• **PROBLEM A**: Please rewrite everything from "But what about" down to "at 2:25 Comment(3)" in the thread on initializing a C++ global variable with itself, replacing "globals" with "global variables".
• **PROBLEM B**: Continue the thread on initializing a C++ global variable with itself from where it stops.

• **SOURCE EXTRACT**:
──────────────────────────────

In C++, does initializing a global variable with itself have undefined behaviour?
Asked Answered
E

4

68
int i = i;

int main() { 
 int a = a;
 return 0;
} 

int a = a surely has undefined behaviour (UB), and more details on it is in Is reading an uninitialized value always an undefined behaviour? Or are there exceptions to it?.

But what about int i = i? In C++ we are allowed to assign nonconstant values to globals. i is declared and zero initialized (since it has file scope) before the declaration is encountered. In which case we are assigning 0 to it later in the definition. Is it safe to say this does not have UB?

Eldoraeldorado answered 15/6, 2021 at 2:25 Comment(3)
Yes, this is safe as you say because objects of static storage duration are zero-initialized before any other initializationFrayne
File scope is a concept from C. Corresponding concept in C++ is namespace scope.Graphic
The reason initializers have visibility over the identifier being initialized is to that recursive/circular references are possible like struct circular_list x = { &x, &x }. That's what it's for.Erdda
P
61

Surprisingly, this is not undefined behavior.

──────────────────────────────

• **RECORDS SUPPLIED**:
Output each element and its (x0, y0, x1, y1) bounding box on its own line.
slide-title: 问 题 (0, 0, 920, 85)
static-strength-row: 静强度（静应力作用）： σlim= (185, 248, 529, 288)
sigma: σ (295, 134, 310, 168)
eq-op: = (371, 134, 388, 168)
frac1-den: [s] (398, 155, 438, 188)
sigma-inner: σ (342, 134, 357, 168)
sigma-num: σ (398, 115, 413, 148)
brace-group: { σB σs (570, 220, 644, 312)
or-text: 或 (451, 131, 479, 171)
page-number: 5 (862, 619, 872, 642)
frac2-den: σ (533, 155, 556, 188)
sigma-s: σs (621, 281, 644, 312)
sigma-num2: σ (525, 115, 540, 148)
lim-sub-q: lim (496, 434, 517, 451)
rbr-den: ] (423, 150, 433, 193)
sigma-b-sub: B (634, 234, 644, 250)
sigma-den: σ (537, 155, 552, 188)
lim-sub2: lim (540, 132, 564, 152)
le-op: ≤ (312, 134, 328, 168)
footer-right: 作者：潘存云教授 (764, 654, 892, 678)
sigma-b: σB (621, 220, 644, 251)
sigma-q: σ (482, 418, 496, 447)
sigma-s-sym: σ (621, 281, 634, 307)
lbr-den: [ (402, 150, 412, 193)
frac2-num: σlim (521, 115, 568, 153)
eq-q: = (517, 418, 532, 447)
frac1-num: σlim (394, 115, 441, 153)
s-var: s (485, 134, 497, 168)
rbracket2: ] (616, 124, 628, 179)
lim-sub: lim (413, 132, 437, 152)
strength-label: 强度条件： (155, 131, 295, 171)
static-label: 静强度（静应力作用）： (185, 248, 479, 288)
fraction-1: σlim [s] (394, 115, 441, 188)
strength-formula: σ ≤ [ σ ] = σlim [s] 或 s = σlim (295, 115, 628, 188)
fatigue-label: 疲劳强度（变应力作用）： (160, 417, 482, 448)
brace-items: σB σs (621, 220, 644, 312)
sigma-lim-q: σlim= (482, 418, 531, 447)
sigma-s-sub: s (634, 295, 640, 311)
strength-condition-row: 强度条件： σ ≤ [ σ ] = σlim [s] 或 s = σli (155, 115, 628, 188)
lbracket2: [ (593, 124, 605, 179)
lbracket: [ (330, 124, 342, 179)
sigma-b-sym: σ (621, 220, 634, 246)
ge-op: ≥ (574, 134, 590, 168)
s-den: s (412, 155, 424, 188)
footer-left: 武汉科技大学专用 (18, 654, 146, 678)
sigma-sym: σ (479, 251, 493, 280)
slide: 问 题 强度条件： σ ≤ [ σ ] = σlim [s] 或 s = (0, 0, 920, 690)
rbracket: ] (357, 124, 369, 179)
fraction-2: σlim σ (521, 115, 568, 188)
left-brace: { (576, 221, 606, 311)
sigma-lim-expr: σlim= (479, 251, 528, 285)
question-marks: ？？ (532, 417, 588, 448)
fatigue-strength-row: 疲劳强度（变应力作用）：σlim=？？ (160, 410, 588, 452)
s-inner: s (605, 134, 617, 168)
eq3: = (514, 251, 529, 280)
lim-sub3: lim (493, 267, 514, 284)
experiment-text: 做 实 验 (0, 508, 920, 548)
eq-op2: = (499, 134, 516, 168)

──────────────────────────────

• **EXPECTED OUTPUT A**:
But what about int i = i? In C++ we are allowed to assign nonconstant values to global variables. i is declared and zero initialized (since it has file scope) before the declaration is encountered. In which case we are assigning 0 to it later in the definition. Is it safe to say this does not have UB?

Eldoraeldorado answered 15/6, 2021 at 2:25 Comment(3)

• **EXPECTED OUTPUT B**:
Static initialization [basic.start.static]

Constant initialization is performed if a variable or temporary object with static or thread storage duration is constant-initialized. If constant initialization is not performed, a variable with static storage duration or thread storage duration is zero-initialized. Together, zero-initialization and constant initialization are called static initialization; all other initialization is dynamic initialization. All static initialization strongly happens before any dynamic initialization.

Important parts bold-faced. "Static initialization" includes global variable initialization, "static storage duration" includes global variables, and the above clause is applicable here:

int i = i;

This is not constant-initialization. Therefore, zero-initialization is done according to the above clause (for basic integer types zero-initialization means, unsurprising, that it's set to 0). The above clause also specifies that zero initialization must take place before dynamic initialization.

So, what happens here:

  1. i is initialized to 0.
  2. i is then dynamically initialized, from itself, so it still remains 0.
Psalter answered 15/6, 2021 at 2:44 Comment(19)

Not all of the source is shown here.